[Data to use]
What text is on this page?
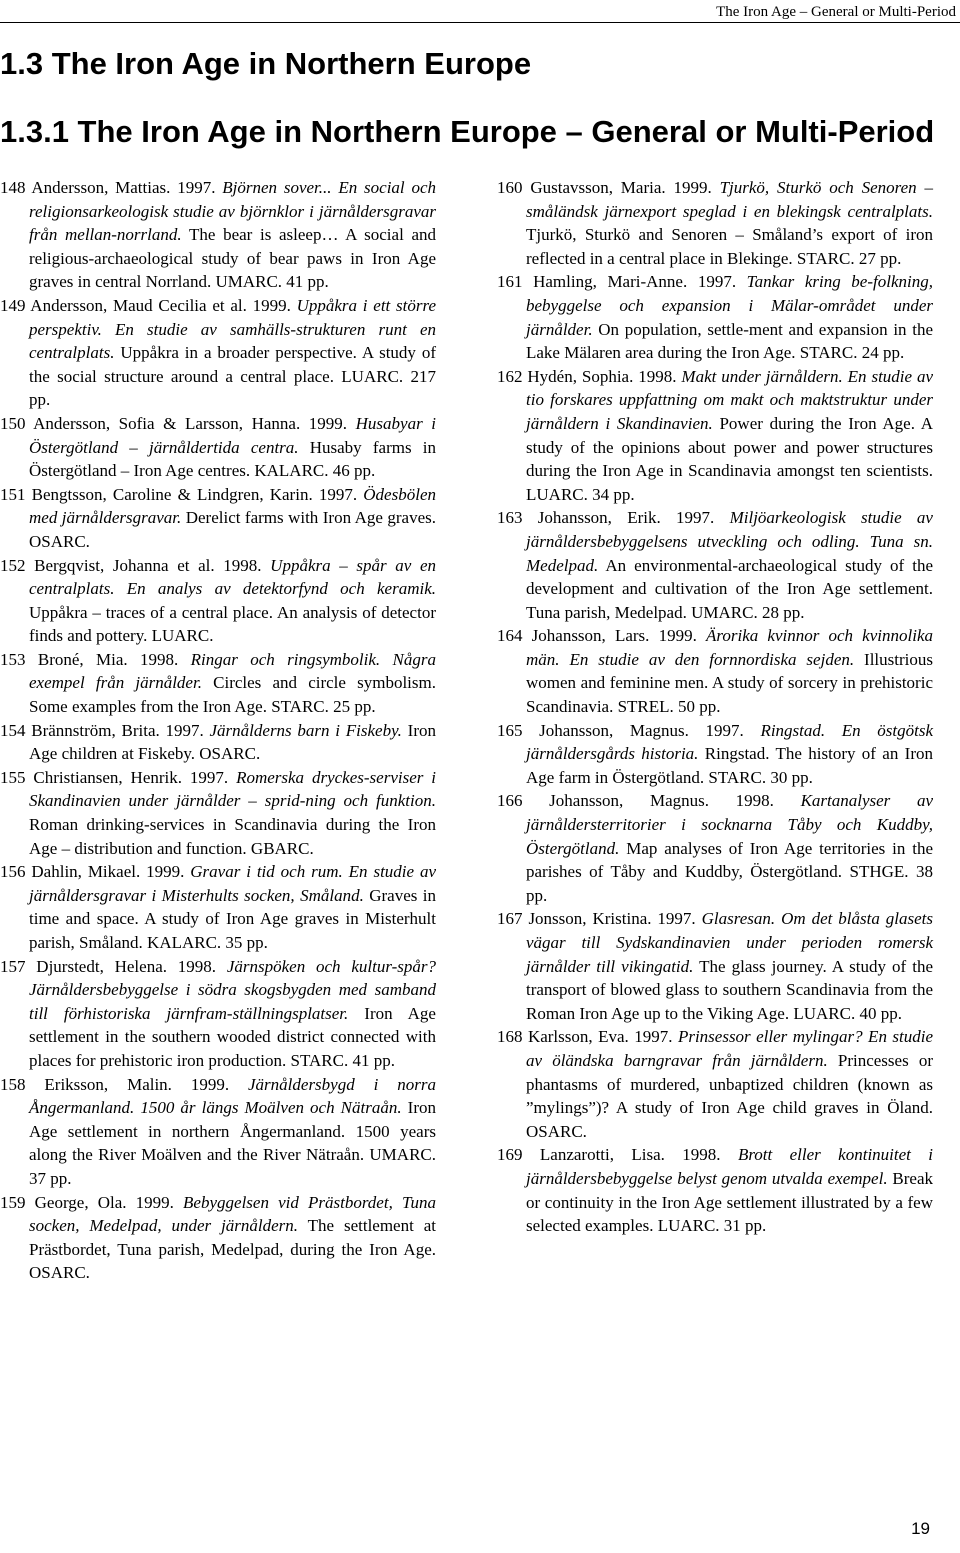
The Iron Age – General or Multi-Period
1.3 The Iron Age in Northern Europe
1.3.1 The Iron Age in Northern Europe – General or Multi-Period

148 Andersson, Mattias. 1997. Björnen sover... En social och religionsarkeologisk studie av björnklor i järnåldersgravar från mellan-norrland. The bear is asleep… A social and religious-archaeological study of bear paws in Iron Age graves in central Norrland. UMARC. 41 pp.

149 Andersson, Maud Cecilia et al. 1999. Uppåkra i ett större perspektiv. En studie av samhälls-strukturen runt en centralplats. Uppåkra in a broader perspective. A study of the social structure around a central place. LUARC. 217 pp.

150 Andersson, Sofia & Larsson, Hanna. 1999. Husabyar i Östergötland – järnåldertida centra. Husaby farms in Östergötland – Iron Age centres. KALARC. 46 pp.

151 Bengtsson, Caroline & Lindgren, Karin. 1997. Ödesbölen med järnåldersgravar. Derelict farms with Iron Age graves. OSARC.

152 Bergqvist, Johanna et al. 1998. Uppåkra – spår av en centralplats. En analys av detektorfynd och keramik. Uppåkra – traces of a central place. An analysis of detector finds and pottery. LUARC.

153 Broné, Mia. 1998. Ringar och ringsymbolik. Några exempel från järnålder. Circles and circle symbolism. Some examples from the Iron Age. STARC. 25 pp.

154 Brännström, Brita. 1997. Järnålderns barn i Fiskeby. Iron Age children at Fiskeby. OSARC.

155 Christiansen, Henrik. 1997. Romerska dryckes-serviser i Skandinavien under järnålder – sprid-ning och funktion. Roman drinking-services in Scandinavia during the Iron Age – distribution and function. GBARC.

156 Dahlin, Mikael. 1999. Gravar i tid och rum. En studie av järnåldersgravar i Misterhults socken, Småland. Graves in time and space. A study of Iron Age graves in Misterhult parish, Småland. KALARC. 35 pp.

157 Djurstedt, Helena. 1998. Järnspöken och kultur-spår? Järnåldersbebyggelse i södra skogsbygden med samband till förhistoriska järnfram-ställningsplatser. Iron Age settlement in the southern wooded district connected with places for prehistoric iron production. STARC. 41 pp.

158 Eriksson, Malin. 1999. Järnåldersbygd i norra Ångermanland. 1500 år längs Moälven och Nätraån. Iron Age settlement in northern Ångermanland. 1500 years along the River Moälven and the River Nätraån. UMARC. 37 pp.

159 George, Ola. 1999. Bebyggelsen vid Prästbordet, Tuna socken, Medelpad, under järnåldern. The settlement at Prästbordet, Tuna parish, Medelpad, during the Iron Age. OSARC.

160 Gustavsson, Maria. 1999. Tjurkö, Sturkö och Senoren – småländsk järnexport speglad i en blekingsk centralplats. Tjurkö, Sturkö and Senoren – Småland’s export of iron reflected in a central place in Blekinge. STARC. 27 pp.

161 Hamling, Mari-Anne. 1997. Tankar kring be-folkning, bebyggelse och expansion i Mälar-området under järnålder. On population, settle-ment and expansion in the Lake Mälaren area during the Iron Age. STARC. 24 pp.

162 Hydén, Sophia. 1998. Makt under järnåldern. En studie av tio forskares uppfattning om makt och maktstruktur under järnåldern i Skandinavien. Power during the Iron Age. A study of the opinions about power and power structures during the Iron Age in Scandinavia amongst ten scientists. LUARC. 34 pp.

163 Johansson, Erik. 1997. Miljöarkeologisk studie av järnåldersbebyggelsens utveckling och odling. Tuna sn. Medelpad. An environmental-archaeological study of the development and cultivation of the Iron Age settlement. Tuna parish, Medelpad. UMARC. 28 pp.

164 Johansson, Lars. 1999. Ärorika kvinnor och kvinnolika män. En studie av den fornnordiska sejden. Illustrious women and feminine men. A study of sorcery in prehistoric Scandinavia. STREL. 50 pp.

165 Johansson, Magnus. 1997. Ringstad. En östgötsk järnåldersgårds historia. Ringstad. The history of an Iron Age farm in Östergötland. STARC. 30 pp.

166 Johansson, Magnus. 1998. Kartanalyser av järnåldersterritorier i socknarna Tåby och Kuddby, Östergötland. Map analyses of Iron Age territories in the parishes of Tåby and Kuddby, Östergötland. STHGE. 38 pp.

167 Jonsson, Kristina. 1997. Glasresan. Om det blåsta glasets vägar till Sydskandinavien under perioden romersk järnålder till vikingatid. The glass journey. A study of the transport of blowed glass to southern Scandinavia from the Roman Iron Age up to the Viking Age. LUARC. 40 pp.

168 Karlsson, Eva. 1997. Prinsessor eller mylingar? En studie av öländska barngravar från järnåldern. Princesses or phantasms of murdered, unbaptized children (known as ”mylings”)? A study of Iron Age child graves in Öland. OSARC.

169 Lanzarotti, Lisa. 1998. Brott eller kontinuitet i järnåldersbebyggelse belyst genom utvalda exempel. Break or continuity in the Iron Age settlement illustrated by a few selected examples. LUARC. 31 pp.

19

[Exercise brief] Where a line in the entries holds "Magnus", copy that line.

[Response for this exercise]
165 Johansson, Magnus. 1997. Ringstad. En östgötsk järnåldersgårds historia. Ringstad. The history of an Iron Age farm in Östergötland. STARC. 30 pp.
166 Johansson, Magnus. 1998. Kartanalyser av järnåldersterritorier i socknarna Tåby och Kuddby, Östergötland. Map analyses of Iron Age territories in the parishes of Tåby and Kuddby, Östergötland. STHGE. 38 pp.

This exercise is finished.